■ What to produce: Copy each line below in which the word "drive" occurs.

■ Information supplied:
* * * *

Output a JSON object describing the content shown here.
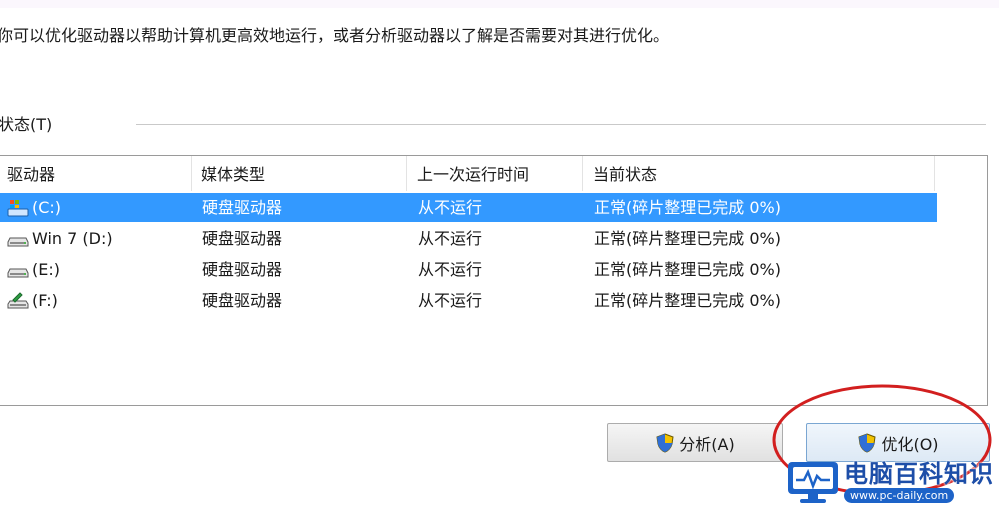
{
  "description": "你可以优化驱动器以帮助计算机更高效地运行，或者分析驱动器以了解是否需要对其进行优化。",
  "status_section": {
    "label": "状态(T)"
  },
  "table": {
    "columns": [
      "驱动器",
      "媒体类型",
      "上一次运行时间",
      "当前状态"
    ],
    "rows": [
      {
        "drive": "(C:)",
        "icon": "system-drive-icon",
        "media": "硬盘驱动器",
        "last_run": "从不运行",
        "status": "正常(碎片整理已完成 0%)",
        "selected": true
      },
      {
        "drive": "Win 7 (D:)",
        "icon": "hard-drive-icon",
        "media": "硬盘驱动器",
        "last_run": "从不运行",
        "status": "正常(碎片整理已完成 0%)",
        "selected": false
      },
      {
        "drive": "(E:)",
        "icon": "hard-drive-icon",
        "media": "硬盘驱动器",
        "last_run": "从不运行",
        "status": "正常(碎片整理已完成 0%)",
        "selected": false
      },
      {
        "drive": "(F:)",
        "icon": "shared-drive-icon",
        "media": "硬盘驱动器",
        "last_run": "从不运行",
        "status": "正常(碎片整理已完成 0%)",
        "selected": false
      }
    ]
  },
  "buttons": {
    "analyze": "分析(A)",
    "optimize": "优化(O)"
  },
  "watermark": {
    "title": "电脑百科知识",
    "site": "www.pc-daily.com"
  },
  "colors": {
    "selection": "#3399ff",
    "annotation": "#d21f1f",
    "watermark_blue": "#1d4ea8"
  }
}
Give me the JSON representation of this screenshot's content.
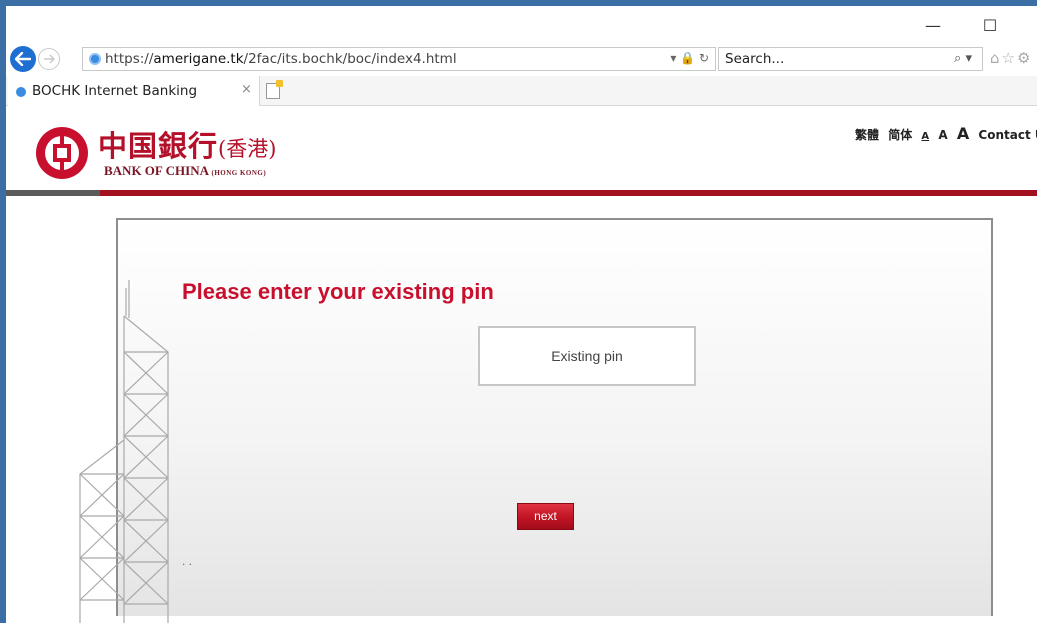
{
  "browser": {
    "url_prefix": "https://",
    "url_domain": "amerigane.tk",
    "url_path": "/2fac/its.bochk/boc/index4.html",
    "url_icons": "▾ 🔒 ↻",
    "search_placeholder": "Search...",
    "search_icon": "⌕ ▾",
    "tool_icons": "⌂☆⚙",
    "minimize": "—",
    "maximize": "☐",
    "tab_title": "BOCHK Internet Banking",
    "tab_close": "×"
  },
  "header": {
    "logo_cn": "中国銀行",
    "logo_cn_hk": "(香港)",
    "logo_en": "BANK OF CHINA",
    "logo_en_small": "(HONG KONG)",
    "lang_traditional": "繁體",
    "lang_simplified": "简体",
    "font_small": "A",
    "font_medium": "A",
    "font_large": "A",
    "contact": "Contact Us"
  },
  "main": {
    "heading": "Please enter your existing pin",
    "pin_placeholder": "Existing pin",
    "next_label": "next",
    "footer_dots": ". ."
  },
  "colors": {
    "brand_red": "#c8102e",
    "rule_red": "#a3101f",
    "ie_blue": "#1e6fd1"
  }
}
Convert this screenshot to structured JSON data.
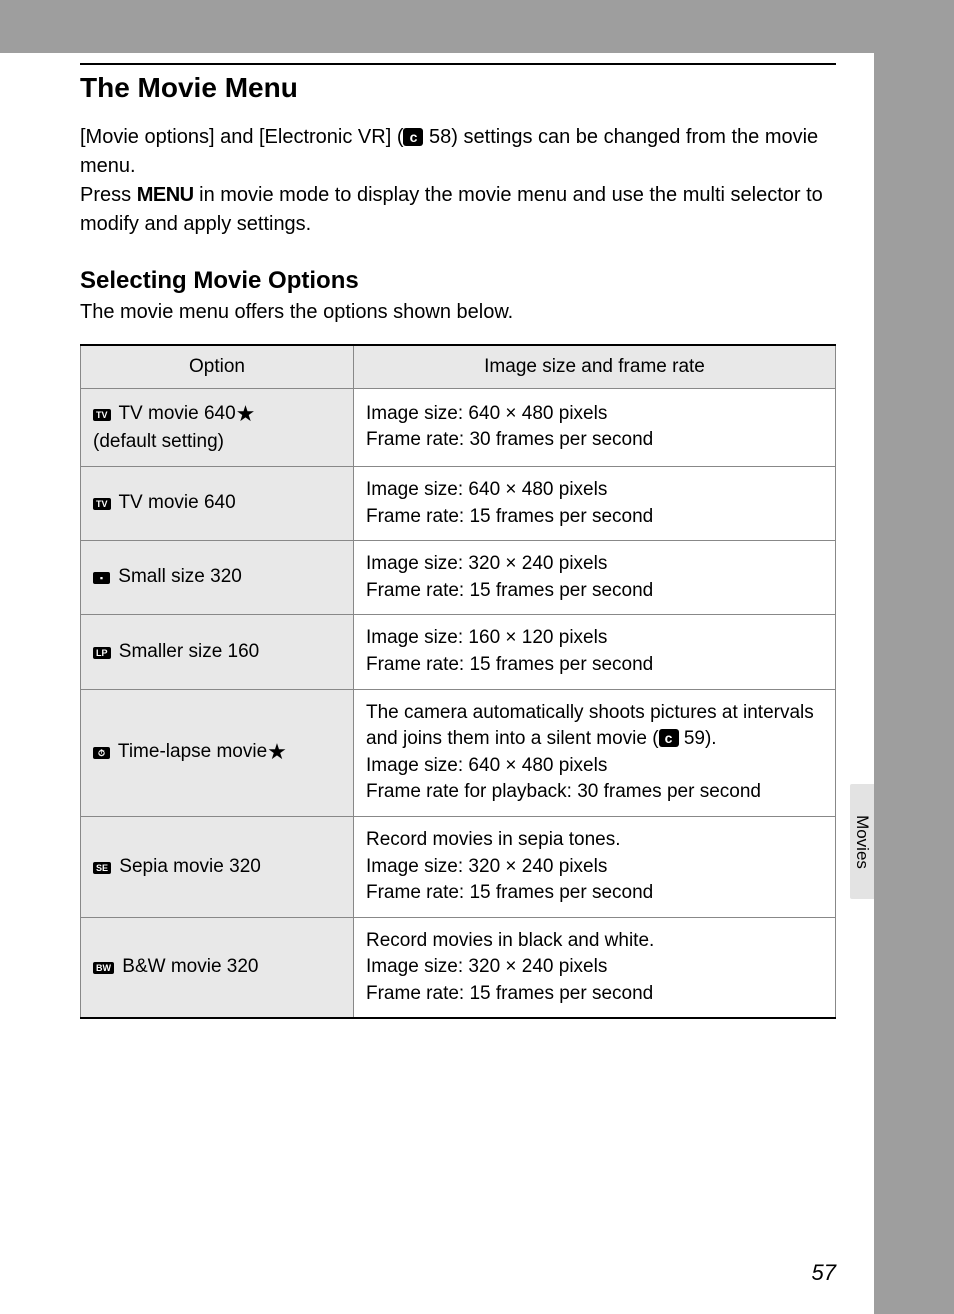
{
  "title": "The Movie Menu",
  "intro": {
    "part1": "[Movie options] and [Electronic VR] (",
    "ref1_icon": "c",
    "ref1_page": " 58",
    "part2": ") settings can be changed from the movie menu.",
    "part3a": "Press ",
    "menuLabel": "MENU",
    "part3b": " in movie mode to display the movie menu and use the multi selector to modify and apply settings."
  },
  "section2": {
    "heading": "Selecting Movie Options",
    "subtitle": "The movie menu offers the options shown below."
  },
  "table": {
    "headers": {
      "option": "Option",
      "desc": "Image size and frame rate"
    },
    "rows": [
      {
        "glyph": "TV",
        "label": " TV movie 640",
        "suffix": "★",
        "extra": "(default setting)",
        "desc": "Image size: 640 × 480 pixels\nFrame rate: 30 frames per second"
      },
      {
        "glyph": "TV",
        "label": " TV movie 640",
        "suffix": "",
        "extra": "",
        "desc": "Image size: 640 × 480 pixels\nFrame rate: 15 frames per second"
      },
      {
        "glyph": "▪",
        "label": " Small size 320",
        "suffix": "",
        "extra": "",
        "desc": "Image size: 320 × 240 pixels\nFrame rate: 15 frames per second"
      },
      {
        "glyph": "LP",
        "label": " Smaller size 160",
        "suffix": "",
        "extra": "",
        "desc": "Image size: 160 × 120 pixels\nFrame rate: 15 frames per second"
      },
      {
        "glyph": "⏱",
        "label": " Time-lapse movie",
        "suffix": "★",
        "extra": "",
        "desc_pre": "The camera automatically shoots pictures at intervals and joins them into a silent movie (",
        "desc_ref": "c",
        "desc_refpage": " 59",
        "desc_post": ").\nImage size: 640 × 480 pixels\nFrame rate for playback: 30 frames per second"
      },
      {
        "glyph": "SE",
        "label": " Sepia movie 320",
        "suffix": "",
        "extra": "",
        "desc": "Record movies in sepia tones.\nImage size: 320 × 240 pixels\nFrame rate: 15 frames per second"
      },
      {
        "glyph": "BW",
        "label": " B&W movie 320",
        "suffix": "",
        "extra": "",
        "desc": "Record movies in black and white.\nImage size: 320 × 240 pixels\nFrame rate: 15 frames per second"
      }
    ]
  },
  "sideTab": "Movies",
  "pageNumber": "57"
}
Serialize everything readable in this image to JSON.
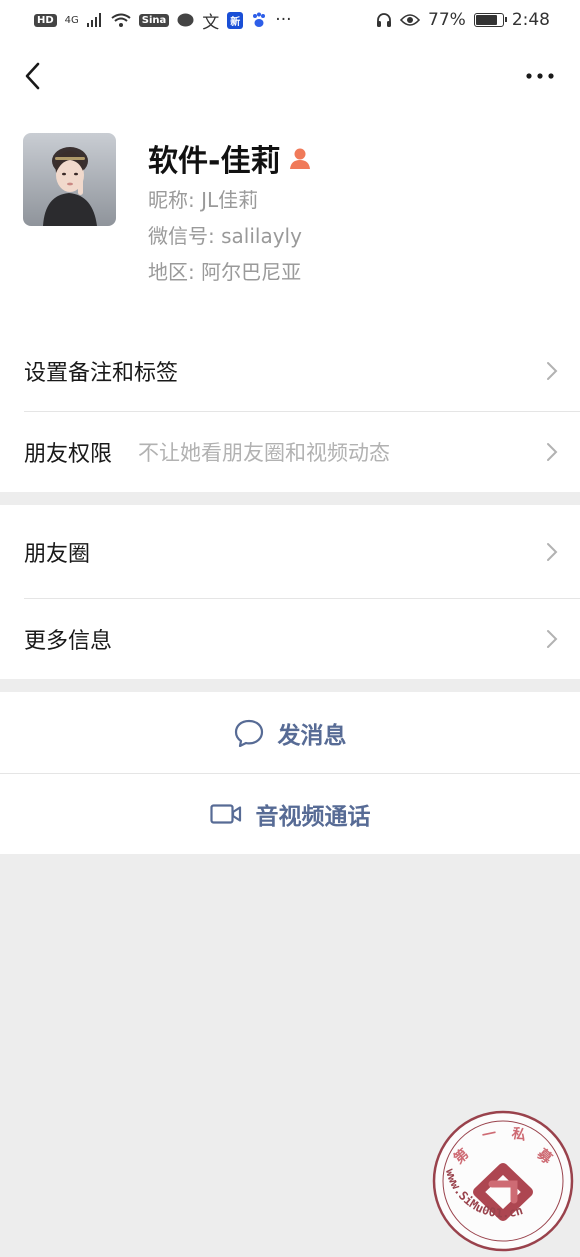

* * * *

■ Answer to the problem:
        "drive": "(C:)",
        "icon": "system-drive-icon",
        "drive": "Win 7 (D:)",
        "icon": "hard-drive-icon",
        "drive": "(E:)",
        "icon": "hard-drive-icon",
        "drive": "(F:)",
        "icon": "shared-drive-icon",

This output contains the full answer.